LONDON, 20 March 2008 – The least flexible P&I (protection & indemnity) insurance renewal in memory saw shipowners’ rates increase by 15.55% and led to Clubs obtaining a record 96% of the originally advertised requirement of US$389 million, according to the Aon PLF P&I Post-Renewal Report 2008/9. Against a backdrop of spiralling pool claims and an ‘absurdly’ late reinsurance tariff announcement, the world’s leading insurance broker Aon is calling for full transparency in how individual owners’ premiums are allocated.

 

P&I Clubs were looking to generate an additional US$389 million to the expiring premium of US$2.4 billion through a cross-market increase of 16.15%. They achieved a 13.58% rise or 84% of the requirement. In comparative terms, this marks an increase of achieved cash against original requirement of 54% and 67% for 2006 and 2007, respectively. Many shipowners opted for a higher deductible in return for a discounted renewal and factoring in the value of such term changes, the achieved result climbs to 15.55% and narrows the gap between advertised and achieved to 96%.

* _DATASET EXTRACT_:
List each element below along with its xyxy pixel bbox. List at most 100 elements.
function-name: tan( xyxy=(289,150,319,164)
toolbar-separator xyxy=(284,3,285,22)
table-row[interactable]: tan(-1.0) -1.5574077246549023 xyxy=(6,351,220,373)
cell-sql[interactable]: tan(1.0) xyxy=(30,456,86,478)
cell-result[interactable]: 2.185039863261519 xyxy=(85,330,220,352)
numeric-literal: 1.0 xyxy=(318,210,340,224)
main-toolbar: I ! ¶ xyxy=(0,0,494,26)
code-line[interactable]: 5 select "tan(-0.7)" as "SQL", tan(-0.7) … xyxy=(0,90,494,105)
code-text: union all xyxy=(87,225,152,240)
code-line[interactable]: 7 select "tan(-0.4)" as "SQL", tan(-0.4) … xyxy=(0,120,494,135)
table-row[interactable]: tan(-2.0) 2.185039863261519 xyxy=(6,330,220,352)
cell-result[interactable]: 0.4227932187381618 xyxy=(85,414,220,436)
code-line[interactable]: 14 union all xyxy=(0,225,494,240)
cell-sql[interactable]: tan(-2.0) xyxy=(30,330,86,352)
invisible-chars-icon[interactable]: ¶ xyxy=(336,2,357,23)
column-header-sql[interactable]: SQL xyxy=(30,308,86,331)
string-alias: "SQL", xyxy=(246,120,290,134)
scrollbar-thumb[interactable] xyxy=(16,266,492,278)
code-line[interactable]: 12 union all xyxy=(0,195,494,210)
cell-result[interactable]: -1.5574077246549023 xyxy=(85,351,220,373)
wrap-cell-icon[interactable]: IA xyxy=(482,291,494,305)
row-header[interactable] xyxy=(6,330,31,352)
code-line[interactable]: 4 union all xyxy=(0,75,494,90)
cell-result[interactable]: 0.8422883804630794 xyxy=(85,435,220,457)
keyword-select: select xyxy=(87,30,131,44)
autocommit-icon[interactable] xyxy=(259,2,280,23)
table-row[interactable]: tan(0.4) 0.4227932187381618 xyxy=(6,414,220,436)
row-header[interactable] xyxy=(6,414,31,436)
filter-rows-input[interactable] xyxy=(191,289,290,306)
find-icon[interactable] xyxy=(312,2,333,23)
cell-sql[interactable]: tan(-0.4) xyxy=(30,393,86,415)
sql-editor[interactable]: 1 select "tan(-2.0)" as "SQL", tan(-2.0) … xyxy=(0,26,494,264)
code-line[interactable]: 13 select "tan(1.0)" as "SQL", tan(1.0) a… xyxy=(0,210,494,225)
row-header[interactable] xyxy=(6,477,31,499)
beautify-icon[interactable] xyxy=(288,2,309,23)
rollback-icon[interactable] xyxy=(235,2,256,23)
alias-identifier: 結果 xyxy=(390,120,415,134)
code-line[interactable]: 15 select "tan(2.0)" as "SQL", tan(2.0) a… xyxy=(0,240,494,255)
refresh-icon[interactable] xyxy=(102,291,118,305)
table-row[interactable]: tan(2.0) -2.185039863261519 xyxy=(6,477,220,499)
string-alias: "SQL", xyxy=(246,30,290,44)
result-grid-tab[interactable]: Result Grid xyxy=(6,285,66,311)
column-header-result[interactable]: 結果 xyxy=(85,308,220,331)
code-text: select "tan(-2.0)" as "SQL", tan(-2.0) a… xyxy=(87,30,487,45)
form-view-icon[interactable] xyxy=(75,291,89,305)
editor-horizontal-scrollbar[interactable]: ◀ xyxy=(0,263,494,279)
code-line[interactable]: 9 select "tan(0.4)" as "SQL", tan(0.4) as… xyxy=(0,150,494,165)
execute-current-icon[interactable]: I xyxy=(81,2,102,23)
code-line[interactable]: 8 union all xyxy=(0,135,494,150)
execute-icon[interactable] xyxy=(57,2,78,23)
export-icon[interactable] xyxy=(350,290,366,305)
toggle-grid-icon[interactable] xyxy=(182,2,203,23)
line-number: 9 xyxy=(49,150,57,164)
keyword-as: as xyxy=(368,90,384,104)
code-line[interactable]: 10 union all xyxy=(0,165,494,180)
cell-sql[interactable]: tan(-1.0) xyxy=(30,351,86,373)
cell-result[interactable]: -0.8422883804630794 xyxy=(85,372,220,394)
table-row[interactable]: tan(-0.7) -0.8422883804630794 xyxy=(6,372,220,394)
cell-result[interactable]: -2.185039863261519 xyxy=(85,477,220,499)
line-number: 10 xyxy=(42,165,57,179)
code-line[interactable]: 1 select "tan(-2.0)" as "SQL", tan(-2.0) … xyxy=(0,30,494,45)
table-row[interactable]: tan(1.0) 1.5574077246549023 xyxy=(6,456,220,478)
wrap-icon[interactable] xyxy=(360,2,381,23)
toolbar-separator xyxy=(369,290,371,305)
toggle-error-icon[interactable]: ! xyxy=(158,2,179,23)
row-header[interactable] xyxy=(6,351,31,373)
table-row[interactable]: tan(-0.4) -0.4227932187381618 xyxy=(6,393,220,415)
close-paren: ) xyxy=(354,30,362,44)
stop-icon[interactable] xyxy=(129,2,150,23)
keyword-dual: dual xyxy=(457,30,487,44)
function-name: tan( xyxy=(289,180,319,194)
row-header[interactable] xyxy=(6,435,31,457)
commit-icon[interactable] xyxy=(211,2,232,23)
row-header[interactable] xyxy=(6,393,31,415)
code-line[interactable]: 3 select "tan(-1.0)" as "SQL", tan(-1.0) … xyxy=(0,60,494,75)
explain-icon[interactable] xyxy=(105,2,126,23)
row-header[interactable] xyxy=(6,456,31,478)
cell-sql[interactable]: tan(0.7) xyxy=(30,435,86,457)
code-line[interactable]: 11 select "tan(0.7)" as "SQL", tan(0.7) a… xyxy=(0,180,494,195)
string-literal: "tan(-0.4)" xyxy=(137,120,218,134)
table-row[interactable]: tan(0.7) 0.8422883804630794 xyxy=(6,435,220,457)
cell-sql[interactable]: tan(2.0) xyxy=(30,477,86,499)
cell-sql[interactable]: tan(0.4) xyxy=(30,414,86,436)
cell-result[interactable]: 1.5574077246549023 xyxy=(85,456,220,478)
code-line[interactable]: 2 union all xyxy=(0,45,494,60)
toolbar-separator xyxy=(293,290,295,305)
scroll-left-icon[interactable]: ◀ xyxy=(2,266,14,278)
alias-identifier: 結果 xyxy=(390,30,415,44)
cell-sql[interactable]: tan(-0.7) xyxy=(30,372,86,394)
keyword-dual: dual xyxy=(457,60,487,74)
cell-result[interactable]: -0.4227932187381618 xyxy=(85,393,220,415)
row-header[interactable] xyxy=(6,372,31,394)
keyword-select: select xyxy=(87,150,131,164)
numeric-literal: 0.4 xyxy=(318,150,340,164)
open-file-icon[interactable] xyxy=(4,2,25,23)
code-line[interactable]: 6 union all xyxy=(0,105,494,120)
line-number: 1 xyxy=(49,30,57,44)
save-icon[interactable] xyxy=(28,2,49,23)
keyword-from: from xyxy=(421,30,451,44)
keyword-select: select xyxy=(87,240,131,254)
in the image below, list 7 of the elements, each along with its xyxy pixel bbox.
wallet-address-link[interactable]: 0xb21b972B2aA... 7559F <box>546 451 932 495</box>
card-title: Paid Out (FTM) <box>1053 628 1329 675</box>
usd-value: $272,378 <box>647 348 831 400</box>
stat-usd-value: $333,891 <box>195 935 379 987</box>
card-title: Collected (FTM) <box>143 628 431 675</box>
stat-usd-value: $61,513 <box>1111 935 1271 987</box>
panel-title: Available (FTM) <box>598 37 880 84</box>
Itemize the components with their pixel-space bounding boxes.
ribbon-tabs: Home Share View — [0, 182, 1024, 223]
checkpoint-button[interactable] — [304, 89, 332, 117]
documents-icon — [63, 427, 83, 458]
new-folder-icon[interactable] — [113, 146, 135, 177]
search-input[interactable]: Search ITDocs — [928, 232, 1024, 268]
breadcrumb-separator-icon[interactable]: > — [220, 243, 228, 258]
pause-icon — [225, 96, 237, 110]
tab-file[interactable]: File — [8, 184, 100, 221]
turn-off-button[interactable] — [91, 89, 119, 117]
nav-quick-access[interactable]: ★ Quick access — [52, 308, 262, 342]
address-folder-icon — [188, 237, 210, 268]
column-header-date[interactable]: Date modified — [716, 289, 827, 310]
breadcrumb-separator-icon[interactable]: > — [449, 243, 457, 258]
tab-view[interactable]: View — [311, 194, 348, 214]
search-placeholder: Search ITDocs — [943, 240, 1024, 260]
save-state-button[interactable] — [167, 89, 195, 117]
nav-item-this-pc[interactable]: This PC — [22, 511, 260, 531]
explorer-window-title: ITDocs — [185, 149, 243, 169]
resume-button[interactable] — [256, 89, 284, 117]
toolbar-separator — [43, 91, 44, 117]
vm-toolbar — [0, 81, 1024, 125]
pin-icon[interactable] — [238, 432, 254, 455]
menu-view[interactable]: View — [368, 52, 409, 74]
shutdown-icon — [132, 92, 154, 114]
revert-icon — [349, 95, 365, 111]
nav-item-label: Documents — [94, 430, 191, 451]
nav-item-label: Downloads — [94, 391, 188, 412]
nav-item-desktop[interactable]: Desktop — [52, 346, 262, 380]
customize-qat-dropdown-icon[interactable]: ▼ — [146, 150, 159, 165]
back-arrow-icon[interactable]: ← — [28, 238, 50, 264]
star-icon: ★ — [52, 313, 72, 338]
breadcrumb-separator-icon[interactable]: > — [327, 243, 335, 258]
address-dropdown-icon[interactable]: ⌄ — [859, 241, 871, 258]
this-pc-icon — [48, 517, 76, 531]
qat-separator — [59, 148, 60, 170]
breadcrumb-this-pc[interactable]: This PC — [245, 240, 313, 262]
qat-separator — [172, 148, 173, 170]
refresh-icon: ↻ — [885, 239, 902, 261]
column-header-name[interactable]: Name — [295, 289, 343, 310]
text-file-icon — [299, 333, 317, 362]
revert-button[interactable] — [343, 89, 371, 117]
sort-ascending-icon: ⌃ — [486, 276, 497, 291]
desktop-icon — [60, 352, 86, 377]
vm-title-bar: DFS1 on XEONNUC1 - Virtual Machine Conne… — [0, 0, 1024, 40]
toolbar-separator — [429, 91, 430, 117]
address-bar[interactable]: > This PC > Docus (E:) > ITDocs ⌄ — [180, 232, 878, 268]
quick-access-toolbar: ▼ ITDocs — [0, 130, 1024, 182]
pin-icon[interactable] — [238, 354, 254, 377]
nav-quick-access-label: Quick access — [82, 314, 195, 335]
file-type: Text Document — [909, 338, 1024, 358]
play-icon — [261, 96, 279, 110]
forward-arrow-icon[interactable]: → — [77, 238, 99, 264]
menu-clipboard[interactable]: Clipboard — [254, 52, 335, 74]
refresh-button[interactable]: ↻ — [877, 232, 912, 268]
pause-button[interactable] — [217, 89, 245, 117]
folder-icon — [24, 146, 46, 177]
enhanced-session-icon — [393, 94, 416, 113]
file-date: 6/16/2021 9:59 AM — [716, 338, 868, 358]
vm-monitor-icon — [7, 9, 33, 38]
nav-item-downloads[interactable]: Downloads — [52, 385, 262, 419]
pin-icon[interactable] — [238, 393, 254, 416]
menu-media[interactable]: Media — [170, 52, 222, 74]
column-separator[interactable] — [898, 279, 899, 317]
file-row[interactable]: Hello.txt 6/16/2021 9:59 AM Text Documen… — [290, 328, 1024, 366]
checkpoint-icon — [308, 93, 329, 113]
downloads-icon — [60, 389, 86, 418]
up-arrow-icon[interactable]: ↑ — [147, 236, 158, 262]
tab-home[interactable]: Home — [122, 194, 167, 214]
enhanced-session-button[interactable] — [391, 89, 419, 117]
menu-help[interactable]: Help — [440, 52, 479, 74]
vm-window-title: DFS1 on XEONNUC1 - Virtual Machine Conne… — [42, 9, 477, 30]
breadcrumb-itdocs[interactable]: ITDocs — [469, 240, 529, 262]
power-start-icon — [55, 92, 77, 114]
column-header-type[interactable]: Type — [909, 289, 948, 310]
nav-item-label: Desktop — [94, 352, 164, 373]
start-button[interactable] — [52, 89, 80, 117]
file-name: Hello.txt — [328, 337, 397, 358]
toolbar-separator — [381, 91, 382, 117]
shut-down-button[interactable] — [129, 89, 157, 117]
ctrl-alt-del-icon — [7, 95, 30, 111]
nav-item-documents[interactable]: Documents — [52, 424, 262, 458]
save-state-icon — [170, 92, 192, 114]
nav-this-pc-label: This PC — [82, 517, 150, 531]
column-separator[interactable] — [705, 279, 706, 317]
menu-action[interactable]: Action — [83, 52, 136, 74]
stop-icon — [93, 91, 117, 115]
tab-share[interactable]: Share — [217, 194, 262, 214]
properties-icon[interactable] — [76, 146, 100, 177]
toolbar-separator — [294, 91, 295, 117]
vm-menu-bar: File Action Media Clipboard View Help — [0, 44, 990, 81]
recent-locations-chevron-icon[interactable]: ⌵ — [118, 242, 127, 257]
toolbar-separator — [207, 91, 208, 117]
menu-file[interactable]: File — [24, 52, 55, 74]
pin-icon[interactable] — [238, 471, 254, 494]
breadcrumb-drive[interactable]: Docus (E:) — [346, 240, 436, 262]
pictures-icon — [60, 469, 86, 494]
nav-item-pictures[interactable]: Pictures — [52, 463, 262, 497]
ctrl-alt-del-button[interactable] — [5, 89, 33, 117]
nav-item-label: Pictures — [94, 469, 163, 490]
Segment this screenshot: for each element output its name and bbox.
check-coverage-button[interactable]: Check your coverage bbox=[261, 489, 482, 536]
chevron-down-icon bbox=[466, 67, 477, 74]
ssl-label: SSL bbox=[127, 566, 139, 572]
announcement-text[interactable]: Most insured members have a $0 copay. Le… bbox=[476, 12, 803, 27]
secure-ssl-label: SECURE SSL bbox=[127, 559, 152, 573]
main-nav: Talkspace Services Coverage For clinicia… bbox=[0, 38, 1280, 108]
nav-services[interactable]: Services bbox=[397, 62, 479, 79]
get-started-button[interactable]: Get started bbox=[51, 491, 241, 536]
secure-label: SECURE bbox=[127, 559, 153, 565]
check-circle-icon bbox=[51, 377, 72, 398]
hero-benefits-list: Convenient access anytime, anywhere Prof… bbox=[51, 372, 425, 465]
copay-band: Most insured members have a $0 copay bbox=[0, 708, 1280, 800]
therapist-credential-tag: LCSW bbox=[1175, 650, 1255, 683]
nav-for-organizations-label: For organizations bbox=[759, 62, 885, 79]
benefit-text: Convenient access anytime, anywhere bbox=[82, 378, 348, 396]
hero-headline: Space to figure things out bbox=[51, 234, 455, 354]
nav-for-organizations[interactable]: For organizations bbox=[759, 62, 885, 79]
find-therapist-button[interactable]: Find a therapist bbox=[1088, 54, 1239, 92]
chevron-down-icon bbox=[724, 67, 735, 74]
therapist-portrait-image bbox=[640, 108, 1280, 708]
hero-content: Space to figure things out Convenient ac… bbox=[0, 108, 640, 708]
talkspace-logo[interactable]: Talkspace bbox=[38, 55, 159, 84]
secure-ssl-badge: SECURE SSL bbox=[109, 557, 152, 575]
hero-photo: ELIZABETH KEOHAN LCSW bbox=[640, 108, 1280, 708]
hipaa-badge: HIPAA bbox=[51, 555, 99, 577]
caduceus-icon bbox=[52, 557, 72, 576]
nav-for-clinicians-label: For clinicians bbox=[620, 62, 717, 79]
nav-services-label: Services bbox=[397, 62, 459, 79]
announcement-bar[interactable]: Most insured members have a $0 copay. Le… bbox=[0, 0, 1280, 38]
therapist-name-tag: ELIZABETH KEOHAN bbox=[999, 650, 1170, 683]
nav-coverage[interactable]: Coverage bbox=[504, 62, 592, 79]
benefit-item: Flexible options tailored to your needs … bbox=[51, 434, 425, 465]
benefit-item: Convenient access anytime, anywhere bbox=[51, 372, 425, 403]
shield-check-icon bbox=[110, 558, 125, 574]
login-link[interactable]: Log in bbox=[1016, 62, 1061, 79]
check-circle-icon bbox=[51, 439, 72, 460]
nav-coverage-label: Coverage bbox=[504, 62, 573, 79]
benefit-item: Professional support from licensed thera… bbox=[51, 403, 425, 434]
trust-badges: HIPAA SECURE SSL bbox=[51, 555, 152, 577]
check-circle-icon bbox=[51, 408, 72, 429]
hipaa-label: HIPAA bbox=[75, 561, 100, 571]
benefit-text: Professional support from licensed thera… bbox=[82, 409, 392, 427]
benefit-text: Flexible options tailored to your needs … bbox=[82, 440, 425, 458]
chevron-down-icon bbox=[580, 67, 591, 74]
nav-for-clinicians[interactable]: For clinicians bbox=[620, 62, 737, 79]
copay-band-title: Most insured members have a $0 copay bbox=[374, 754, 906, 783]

* _TASK REQUIREMENTS_:
Return the P&I insurance renewal passage above in full, word for word.

* _FULL RESPONSE_:
LONDON, 20 March 2008 – The least flexible P&I (protection & indemnity) insurance renewal in memory saw shipowners’ rates increase by 15.55% and led to Clubs obtaining a record 96% of the originally advertised requirement of US$389 million, according to the Aon PLF P&I Post-Renewal Report 2008/9. Against a backdrop of spiralling pool claims and an ‘absurdly’ late reinsurance tariff announcement, the world’s leading insurance broker Aon is calling for full transparency in how individual owners’ premiums are allocated.

 

P&I Clubs were looking to generate an additional US$389 million to the expiring premium of US$2.4 billion through a cross-market increase of 16.15%. They achieved a 13.58% rise or 84% of the requirement. In comparative terms, this marks an increase of achieved cash against original requirement of 54% and 67% for 2006 and 2007, respectively. Many shipowners opted for a higher deductible in return for a discounted renewal and factoring in the value of such term changes, the achieved result climbs to 15.55% and narrows the gap between advertised and achieved to 96%.